Search the material and gather each line with "προστατευτικά" in it.

------------------------------------------------

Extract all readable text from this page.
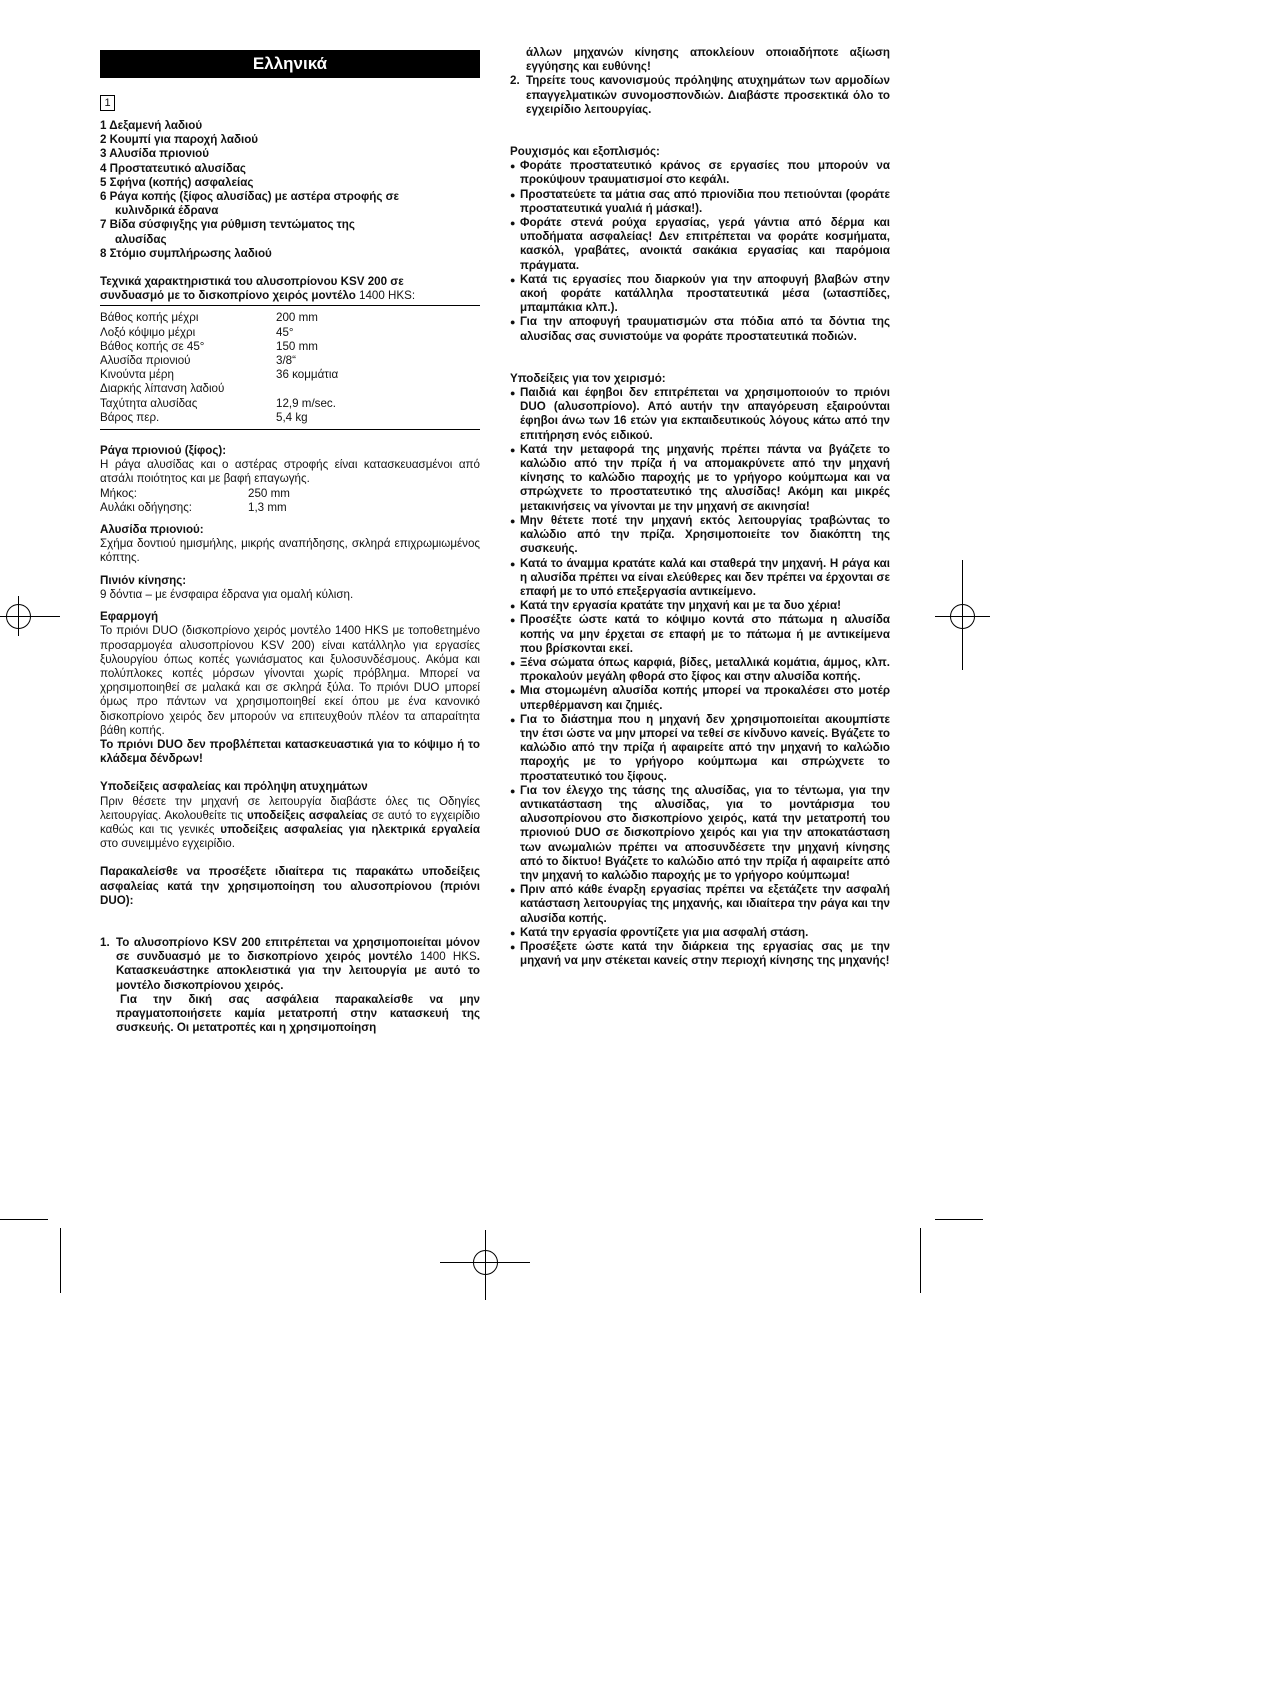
Ελληνικά
1
1 Δεξαμενή λαδιού
2 Κουμπί για παροχή λαδιού
3 Αλυσίδα πριονιού
4 Προστατευτικό αλυσίδας
5 Σφήνα (κοπής) ασφαλείας
6 Ράγα κοπής (ξίφος αλυσίδας) με αστέρα στροφής σε
κυλινδρικά έδρανα
7 Βίδα σύσφιγξης για ρύθμιση τεντώματος της
αλυσίδας
8 Στόμιο συμπλήρωσης λαδιού
Τεχνικά χαρακτηριστικά του αλυσοπρίονου KSV 200 σε
συνδυασμό με το δισκοπρίονο χειρός μοντέλο 1400 HKS:
Βάθος κοπής μέχρι	200 mm
Λοξό κόψιμο μέχρι	45°
Βάθος κοπής σε 45°	150 mm
Αλυσίδα πριονιού	3/8“
Κινούντα μέρη	36 κομμάτια
Διαρκής λίπανση λαδιού
Ταχύτητα αλυσίδας	12,9 m/sec.
Βάρος περ.	5,4 kg
Ράγα πριονιού (ξίφος):
Η ράγα αλυσίδας και ο αστέρας στροφής είναι κατασκευασμένοι από ατσάλι ποιότητος και με βαφή επαγωγής.
Μήκος:	250 mm
Αυλάκι οδήγησης:	1,3 mm
Αλυσίδα πριονιού:
Σχήμα δοντιού ημισμήλης, μικρής αναπήδησης, σκληρά επιχρωμιωμένος κόπτης.
Πινιόν κίνησης:
9 δόντια – με ένσφαιρα έδρανα για ομαλή κύλιση.
Εφαρμογή
Το πριόνι DUO (δισκοπρίονο χειρός μοντέλο 1400 HKS με τοποθετημένο προσαρμογέα αλυσοπρίονου KSV 200) είναι κατάλληλο για εργασίες ξυλουργίου όπως κοπές γωνιάσματος και ξυλοσυνδέσμους. Ακόμα και πολύπλοκες κοπές μόρσων γίνονται χωρίς πρόβλημα. Μπορεί να χρησιμοποιηθεί σε μαλακά και σε σκληρά ξύλα. Το πριόνι DUO μπορεί όμως προ πάντων να χρησιμοποιηθεί εκεί όπου με ένα κανονικό δισκοπρίονο χειρός δεν μπορούν να επιτευχθούν πλέον τα απαραίτητα βάθη κοπής.
Το πριόνι DUO δεν προβλέπεται κατασκευαστικά για το κόψιμο ή το κλάδεμα δένδρων!
Υποδείξεις ασφαλείας και πρόληψη ατυχημάτων
Πριν θέσετε την μηχανή σε λειτουργία διαβάστε όλες τις Οδηγίες λειτουργίας. Ακολουθείτε τις υποδείξεις ασφαλείας σε αυτό το εγχειρίδιο καθώς και τις γενικές υποδείξεις ασφαλείας για ηλεκτρικά εργαλεία στο συνειμμένο εγχειρίδιο.
Παρακαλείσθε να προσέξετε ιδιαίτερα τις παρακάτω υποδείξεις ασφαλείας κατά την χρησιμοποίηση του αλυσοπρίονου (πριόνι DUO):
1. Το αλυσοπρίονο KSV 200 επιτρέπεται να χρησιμοποιείται μόνον σε συνδυασμό με το δισκοπρίονο χειρός μοντέλο 1400 HKS. Κατασκευάστηκε αποκλειστικά για την λειτουργία με αυτό το μοντέλο δισκοπρίονου χειρός.
Για την δική σας ασφάλεια παρακαλείσθε να μην πραγματοποιήσετε καμία μετατροπή στην κατασκευή της συσκευής. Οι μετατροπές και η χρησιμοποίηση
άλλων μηχανών κίνησης αποκλείουν οποιαδήποτε αξίωση εγγύησης και ευθύνης!
2. Τηρείτε τους κανονισμούς πρόληψης ατυχημάτων των αρμοδίων επαγγελματικών συνομοσπονδιών. Διαβάστε προσεκτικά όλο το εγχειρίδιο λειτουργίας.
Ρουχισμός και εξοπλισμός:
● Φοράτε προστατευτικό κράνος σε εργασίες που μπορούν να προκύψουν τραυματισμοί στο κεφάλι.
● Προστατεύετε τα μάτια σας από πριονίδια που πετιούνται (φοράτε προστατευτικά γυαλιά ή μάσκα!).
● Φοράτε στενά ρούχα εργασίας, γερά γάντια από δέρμα και υποδήματα ασφαλείας! Δεν επιτρέπεται να φοράτε κοσμήματα, κασκόλ, γραβάτες, ανοικτά σακάκια εργασίας και παρόμοια πράγματα.
● Κατά τις εργασίες που διαρκούν για την αποφυγή βλαβών στην ακοή φοράτε κατάλληλα προστατευτικά μέσα (ωτασπίδες, μπαμπάκια κλπ.).
● Για την αποφυγή τραυματισμών στα πόδια από τα δόντια της αλυσίδας σας συνιστούμε να φοράτε προστατευτικά ποδιών.
Υποδείξεις για τον χειρισμό:
● Παιδιά και έφηβοι δεν επιτρέπεται να χρησιμοποιούν το πριόνι DUO (αλυσοπρίονο). Από αυτήν την απαγόρευση εξαιρούνται έφηβοι άνω των 16 ετών για εκπαιδευτικούς λόγους κάτω από την επιτήρηση ενός ειδικού.
● Κατά την μεταφορά της μηχανής πρέπει πάντα να βγάζετε το καλώδιο από την πρίζα ή να απομακρύνετε από την μηχανή κίνησης το καλώδιο παροχής με το γρήγορο κούμπωμα και να σπρώχνετε το προστατευτικό της αλυσίδας! Ακόμη και μικρές μετακινήσεις να γίνονται με την μηχανή σε ακινησία!
● Μην θέτετε ποτέ την μηχανή εκτός λειτουργίας τραβώντας το καλώδιο από την πρίζα. Χρησιμοποιείτε τον διακόπτη της συσκευής.
● Κατά το άναμμα κρατάτε καλά και σταθερά την μηχανή. Η ράγα και η αλυσίδα πρέπει να είναι ελεύθερες και δεν πρέπει να έρχονται σε επαφή με το υπό επεξεργασία αντικείμενο.
● Κατά την εργασία κρατάτε την μηχανή και με τα δυο χέρια!
● Προσέξτε ώστε κατά το κόψιμο κοντά στο πάτωμα η αλυσίδα κοπής να μην έρχεται σε επαφή με το πάτωμα ή με αντικείμενα που βρίσκονται εκεί.
● Ξένα σώματα όπως καρφιά, βίδες, μεταλλικά κομάτια, άμμος, κλπ. προκαλούν μεγάλη φθορά στο ξίφος και στην αλυσίδα κοπής.
● Μια στομωμένη αλυσίδα κοπής μπορεί να προκαλέσει στο μοτέρ υπερθέρμανση και ζημιές.
● Για το διάστημα που η μηχανή δεν χρησιμοποιείται ακουμπίστε την έτσι ώστε να μην μπορεί να τεθεί σε κίνδυνο κανείς. Βγάζετε το καλώδιο από την πρίζα ή αφαιρείτε από την μηχανή το καλώδιο παροχής με το γρήγορο κούμπωμα και σπρώχνετε το προστατευτικό του ξίφους.
● Για τον έλεγχο της τάσης της αλυσίδας, για το τέντωμα, για την αντικατάσταση της αλυσίδας, για το μοντάρισμα του αλυσοπρίονου στο δισκοπρίονο χειρός, κατά την μετατροπή του πριονιού DUO σε δισκοπρίονο χειρός και για την αποκατάσταση των ανωμαλιών πρέπει να αποσυνδέσετε την μηχανή κίνησης από το δίκτυο! Βγάζετε το καλώδιο από την πρίζα ή αφαιρείτε από την μηχανή το καλώδιο παροχής με το γρήγορο κούμπωμα!
● Πριν από κάθε έναρξη εργασίας πρέπει να εξετάζετε την ασφαλή κατάσταση λειτουργίας της μηχανής, και ιδιαίτερα την ράγα και την αλυσίδα κοπής.
● Κατά την εργασία φροντίζετε για μια ασφαλή στάση.
● Προσέξετε ώστε κατά την διάρκεια της εργασίας σας με την μηχανή να μην στέκεται κανείς στην περιοχή κίνησης της μηχανής!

------------------------------------------------

RESULT FOR THIS TASK:
● Προστατεύετε τα μάτια σας από πριονίδια που πετιούνται (φοράτε προστατευτικά γυαλιά ή μάσκα!).
● Κατά τις εργασίες που διαρκούν για την αποφυγή βλαβών στην ακοή φοράτε κατάλληλα προστατευτικά μέσα (ωτασπίδες, μπαμπάκια κλπ.).
● Για την αποφυγή τραυματισμών στα πόδια από τα δόντια της αλυσίδας σας συνιστούμε να φοράτε προστατευτικά ποδιών.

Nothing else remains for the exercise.